— What the exercise asks —
Repeat each entry as written and leave the images out of the copy.

— Entries supplied —
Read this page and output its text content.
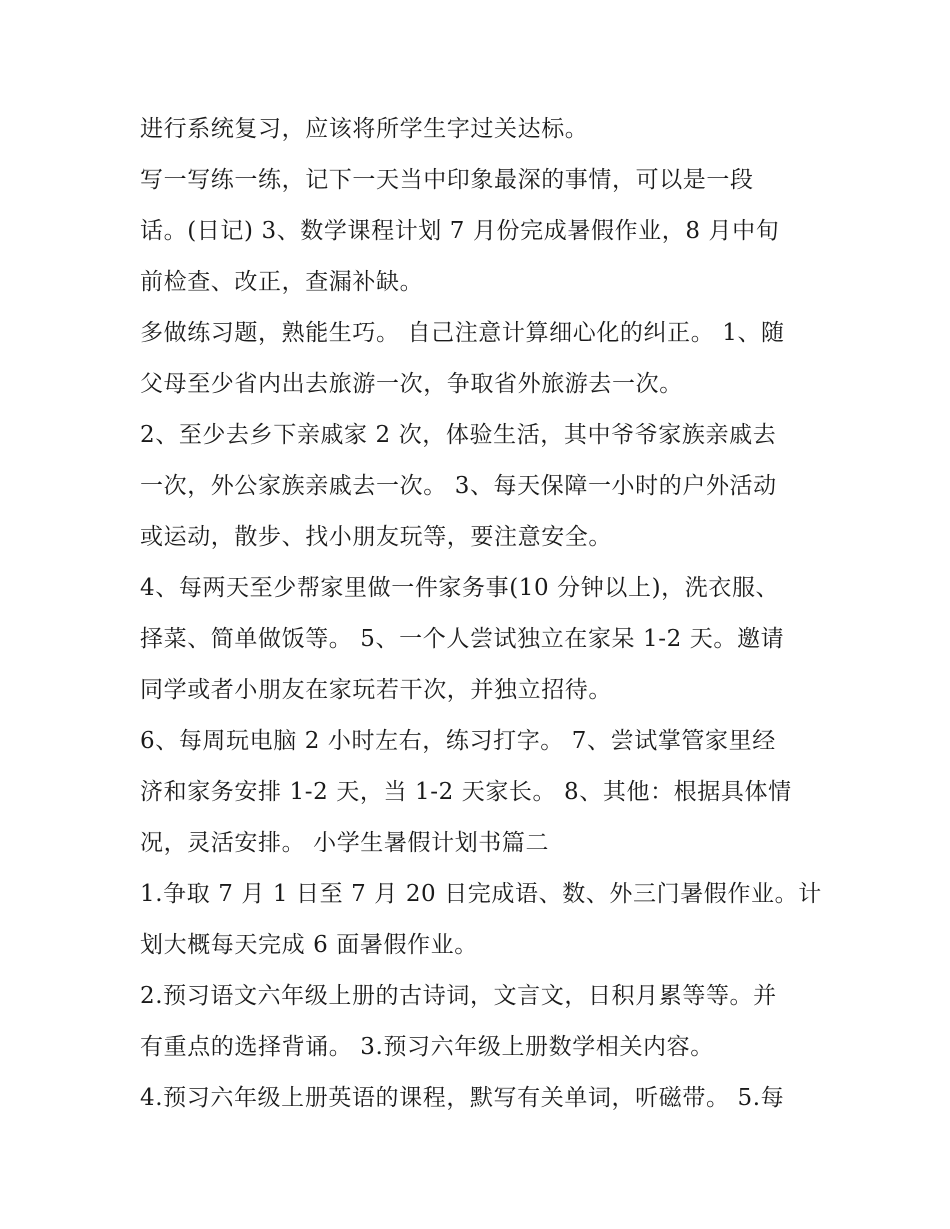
进行系统复习，应该将所学生字过关达标。
写一写练一练，记下一天当中印象最深的事情，可以是一段
话。(日记) 3、数学课程计划 7 月份完成暑假作业，8 月中旬
前检查、改正，查漏补缺。
多做练习题，熟能生巧。 自己注意计算细心化的纠正。 1、随
父母至少省内出去旅游一次，争取省外旅游去一次。
2、至少去乡下亲戚家 2 次，体验生活，其中爷爷家族亲戚去
一次，外公家族亲戚去一次。 3、每天保障一小时的户外活动
或运动，散步、找小朋友玩等，要注意安全。
4、每两天至少帮家里做一件家务事(10 分钟以上)，洗衣服、
择菜、简单做饭等。 5、一个人尝试独立在家呆 1-2 天。邀请
同学或者小朋友在家玩若干次，并独立招待。
6、每周玩电脑 2 小时左右，练习打字。 7、尝试掌管家里经
济和家务安排 1-2 天，当 1-2 天家长。 8、其他：根据具体情
况，灵活安排。 小学生暑假计划书篇二
1.争取 7 月 1 日至 7 月 20 日完成语、数、外三门暑假作业。计
划大概每天完成 6 面暑假作业。
2.预习语文六年级上册的古诗词，文言文，日积月累等等。并
有重点的选择背诵。 3.预习六年级上册数学相关内容。
4.预习六年级上册英语的课程，默写有关单词，听磁带。 5.每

— Output for this exercise —
Read this page and output its text content.
进行系统复习，应该将所学生字过关达标。
写一写练一练，记下一天当中印象最深的事情，可以是一段
话。(日记) 3、数学课程计划 7 月份完成暑假作业，8 月中旬
前检查、改正，查漏补缺。
多做练习题，熟能生巧。 自己注意计算细心化的纠正。 1、随
父母至少省内出去旅游一次，争取省外旅游去一次。
2、至少去乡下亲戚家 2 次，体验生活，其中爷爷家族亲戚去
一次，外公家族亲戚去一次。 3、每天保障一小时的户外活动
或运动，散步、找小朋友玩等，要注意安全。
4、每两天至少帮家里做一件家务事(10 分钟以上)，洗衣服、
择菜、简单做饭等。 5、一个人尝试独立在家呆 1-2 天。邀请
同学或者小朋友在家玩若干次，并独立招待。
6、每周玩电脑 2 小时左右，练习打字。 7、尝试掌管家里经
济和家务安排 1-2 天，当 1-2 天家长。 8、其他：根据具体情
况，灵活安排。 小学生暑假计划书篇二
1.争取 7 月 1 日至 7 月 20 日完成语、数、外三门暑假作业。计
划大概每天完成 6 面暑假作业。
2.预习语文六年级上册的古诗词，文言文，日积月累等等。并
有重点的选择背诵。 3.预习六年级上册数学相关内容。
4.预习六年级上册英语的课程，默写有关单词，听磁带。 5.每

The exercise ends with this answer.